BRIEF:
Every entry should be repeated exactly. Omit the pictures.

TASK DATA:

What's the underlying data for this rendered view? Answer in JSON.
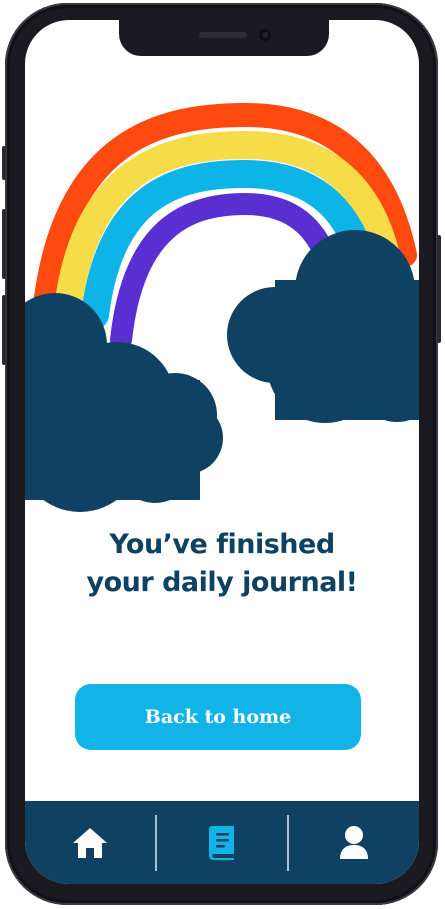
{
  "screen": {
    "title_line1": "You’ve finished",
    "title_line2": "your daily journal!",
    "primary_button_label": "Back to home"
  },
  "illustration": {
    "name": "rainbow-with-clouds",
    "colors": {
      "red": "#ff4a0f",
      "yellow": "#f7dc4a",
      "blue": "#0db4e8",
      "purple": "#5a2fd1",
      "cloud": "#0f4162"
    }
  },
  "navbar": {
    "items": [
      {
        "icon": "home-icon",
        "active": false
      },
      {
        "icon": "journal-icon",
        "active": true
      },
      {
        "icon": "profile-icon",
        "active": false
      }
    ],
    "colors": {
      "background": "#0f4162",
      "icon": "#ffffff",
      "active_icon": "#12b3e6"
    }
  },
  "theme": {
    "heading_color": "#0f4162",
    "button_color": "#12b3e6",
    "button_text_color": "#ffffff",
    "background": "#ffffff"
  }
}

RESPONSE FOR THIS EXERCISE:
What's the underlying data for this rendered view? Answer in JSON.
{
  "screen": {
    "title_line1": "You’ve finished",
    "title_line2": "your daily journal!",
    "primary_button_label": "Back to home"
  },
  "illustration": {
    "name": "rainbow-with-clouds",
    "colors": {
      "red": "#ff4a0f",
      "yellow": "#f7dc4a",
      "blue": "#0db4e8",
      "purple": "#5a2fd1",
      "cloud": "#0f4162"
    }
  },
  "navbar": {
    "items": [
      {
        "icon": "home-icon",
        "active": false
      },
      {
        "icon": "journal-icon",
        "active": true
      },
      {
        "icon": "profile-icon",
        "active": false
      }
    ],
    "colors": {
      "background": "#0f4162",
      "icon": "#ffffff",
      "active_icon": "#12b3e6"
    }
  },
  "theme": {
    "heading_color": "#0f4162",
    "button_color": "#12b3e6",
    "button_text_color": "#ffffff",
    "background": "#ffffff"
  }
}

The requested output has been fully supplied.